**Texte fourni**.
#####

Les artistes étaient globalement sous le choc au sortir de l’affaire. Cependant, ils n’étaient pas étonnés. Leur colère est vive. Dans l’ensemble, ils ont de multiples anecdotes en stock sur des mauvais traitements en festival. Quand on en discute avec des professionnels de l’humour, ils me rétorquent : « oui, mais c’est machin, il est comme ça, faut pas le prendre personnellement, tant qu’on les paie, ça va ». Je ne suis pas d’accord : les artistes méritent du respect en supplément du cachet dans le forfait de base d’un festival. Surtout quand on sait ce qu’il se cache derrière ce « il est comme ça ». J’étais choquée, comme tous les artistes sur place, comme ceux les années précédentes, etc.
Or ils se taisent, par sidération, peur d’un boycott sur d’autres festivals ou simplement pour éviter un dialogue de sourds. Le circuit a ses propres codes, et ses protagonistes sont souvent les mêmes. Sur ce sujet, je venais même d’écrire quelques lignes. J’hésitais à les étoffer et les publier : l’occasion est trop belle.
Un festival en cache un autre… qui ressemble à s’y méprendre au précédent…
Pour vous donner le contexte de cet écrit, je voulais parler de Soyaux Fou d’Humour, qui avait lieu juste avant les Vendanges de l’Humour à Mâcon. « Du jaune criard et une affiche très similaire aux dernières éditions de Tournon-sur-Rhône : on refait le match avec toujours aussi peu de femmes.
Et ce n’est pas tout : on retrouve toujours les mêmes comparaisons de styles diamétralement opposés. On aurait aimé un peu de variété : j’adore Avril, Harold Barbé ou encore Guillaume Guisset. Mais ils sont chaque semaine ou presque en vadrouille.
…mais pourquoi ?
Pourquoi c’est toujours un peu la même chose ? Parce que les messieurs qui tirent les ficelles des festivals sont souvent les mêmes. Il existe des conseillers de festivaliers qui sévissent en région. Parfois pour le meilleur, parfois pour le pire ? Les choix réalisés sont perfectibles et suivent des tendances annuelles. Julien Santini, François Guédon ou encore Cyril Iasci ont désormais leur diplôme. C’est d’ailleurs cocasse de retrouver en 2021 à Montreux un Julien Santini qui a troqué son personnage malaisant, vedette des festivals, pour un set de grande qualité… où il fustige les bénévoles festivaliers !

#####

**Extraits du listing**.
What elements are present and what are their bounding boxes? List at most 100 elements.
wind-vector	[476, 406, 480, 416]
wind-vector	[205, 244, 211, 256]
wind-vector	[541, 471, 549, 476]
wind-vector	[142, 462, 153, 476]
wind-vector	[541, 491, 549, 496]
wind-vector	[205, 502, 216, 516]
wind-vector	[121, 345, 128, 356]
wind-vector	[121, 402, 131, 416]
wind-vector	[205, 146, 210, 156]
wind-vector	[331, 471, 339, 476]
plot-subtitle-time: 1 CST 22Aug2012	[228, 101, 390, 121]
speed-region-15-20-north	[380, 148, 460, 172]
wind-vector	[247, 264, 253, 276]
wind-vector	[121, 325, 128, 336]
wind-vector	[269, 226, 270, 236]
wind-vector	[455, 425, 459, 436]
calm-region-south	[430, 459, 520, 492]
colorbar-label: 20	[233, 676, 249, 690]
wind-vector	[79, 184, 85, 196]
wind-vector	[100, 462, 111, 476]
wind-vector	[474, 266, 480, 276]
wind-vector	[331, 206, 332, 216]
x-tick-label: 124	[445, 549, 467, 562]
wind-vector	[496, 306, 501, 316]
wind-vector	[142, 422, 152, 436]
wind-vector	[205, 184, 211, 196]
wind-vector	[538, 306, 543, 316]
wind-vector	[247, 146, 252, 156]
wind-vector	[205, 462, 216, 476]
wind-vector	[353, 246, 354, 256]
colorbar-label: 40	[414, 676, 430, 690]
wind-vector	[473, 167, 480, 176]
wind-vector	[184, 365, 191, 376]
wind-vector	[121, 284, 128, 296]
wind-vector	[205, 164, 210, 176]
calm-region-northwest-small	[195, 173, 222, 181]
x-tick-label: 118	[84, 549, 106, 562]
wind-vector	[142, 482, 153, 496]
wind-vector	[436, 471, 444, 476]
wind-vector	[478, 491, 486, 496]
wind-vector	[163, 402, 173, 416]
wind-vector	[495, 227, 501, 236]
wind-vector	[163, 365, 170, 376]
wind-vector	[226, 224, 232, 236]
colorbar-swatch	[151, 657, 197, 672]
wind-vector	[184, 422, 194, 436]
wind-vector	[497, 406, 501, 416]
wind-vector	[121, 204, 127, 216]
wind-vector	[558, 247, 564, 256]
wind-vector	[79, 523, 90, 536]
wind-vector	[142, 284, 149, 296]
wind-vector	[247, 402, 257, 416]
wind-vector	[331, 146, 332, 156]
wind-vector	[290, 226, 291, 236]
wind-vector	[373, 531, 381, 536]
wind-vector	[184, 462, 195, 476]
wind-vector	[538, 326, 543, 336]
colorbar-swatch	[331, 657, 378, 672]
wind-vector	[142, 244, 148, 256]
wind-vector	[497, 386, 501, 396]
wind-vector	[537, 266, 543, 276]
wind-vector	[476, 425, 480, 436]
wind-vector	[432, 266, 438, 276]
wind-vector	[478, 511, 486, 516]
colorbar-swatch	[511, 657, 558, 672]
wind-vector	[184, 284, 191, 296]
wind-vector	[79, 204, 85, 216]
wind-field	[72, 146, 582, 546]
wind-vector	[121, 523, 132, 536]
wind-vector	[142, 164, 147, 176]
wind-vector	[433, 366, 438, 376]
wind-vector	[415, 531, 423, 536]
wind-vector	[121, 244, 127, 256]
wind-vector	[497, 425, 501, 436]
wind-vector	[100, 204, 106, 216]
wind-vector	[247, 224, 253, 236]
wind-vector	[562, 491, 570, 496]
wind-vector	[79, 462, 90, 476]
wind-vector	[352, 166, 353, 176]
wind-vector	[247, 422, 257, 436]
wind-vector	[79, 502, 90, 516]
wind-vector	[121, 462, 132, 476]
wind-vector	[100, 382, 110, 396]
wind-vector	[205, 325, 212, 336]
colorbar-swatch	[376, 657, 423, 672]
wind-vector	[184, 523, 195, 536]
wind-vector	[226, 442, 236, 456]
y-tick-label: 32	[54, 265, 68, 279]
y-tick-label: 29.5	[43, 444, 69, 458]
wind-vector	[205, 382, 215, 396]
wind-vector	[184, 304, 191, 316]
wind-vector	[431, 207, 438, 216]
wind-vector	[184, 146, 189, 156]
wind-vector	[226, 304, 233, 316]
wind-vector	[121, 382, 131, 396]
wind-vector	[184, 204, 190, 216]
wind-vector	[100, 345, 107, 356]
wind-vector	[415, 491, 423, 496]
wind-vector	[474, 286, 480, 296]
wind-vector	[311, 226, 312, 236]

#####

**Travail à réaliser**.
(1) Dans le texte sur les festivals d'humour, résumez sous forme de liste le paragraphe commençant par « Or ils se taisent » en conservant ses faits essentiels.
(2) Poursuivez le texte sur les festivals d'humour après sa dernière phrase, en gardant le même ton.

**Réponses par consigne**.
(1)
- Les artistes se taisent, par sidération, par peur d'un boycott dans d'autres festivals ou pour éviter un dialogue de sourds.
- Le circuit a ses propres codes, et ses protagonistes sont souvent les mêmes.
- Je venais d'écrire quelques lignes sur ce sujet sans savoir si je devais les étoffer et les publier.
- L'occasion de le faire est trop belle.

(2)
Qui se cache derrière ces stakhanovistes du circuit ?
Du côté éthique, Gérard Sibelle donne de son temps et a un regard assez affûté pour dénicher des talents. Seulement voilà, un seul regard aussi influent pour conseiller pléthore de festivals homogénéise les programmations. En prime, il a son petit caractère, ses têtes et il peut dérouter en soufflant tour à tour le très chaud et le frigorifique. Instant anecdotique de son dernier passage en festival : il communique uniquement sur les prix du jury, faisant fi du prix du public, William Pilet. Sur le papier, on dirait qu’il snobe quelqu’un.
Mais en privé, ce roublard des festivals confie sa désapprobation de certains choix du jury auprès de ses artistes. Il y a donc deux lectures d’un même événement. Illustration parfaite de l’impression que les chasseurs de talent avancent sans regarder dans les angles morts de la comédie. Moralité : rien n’est jamais tout blanc ou tout noir.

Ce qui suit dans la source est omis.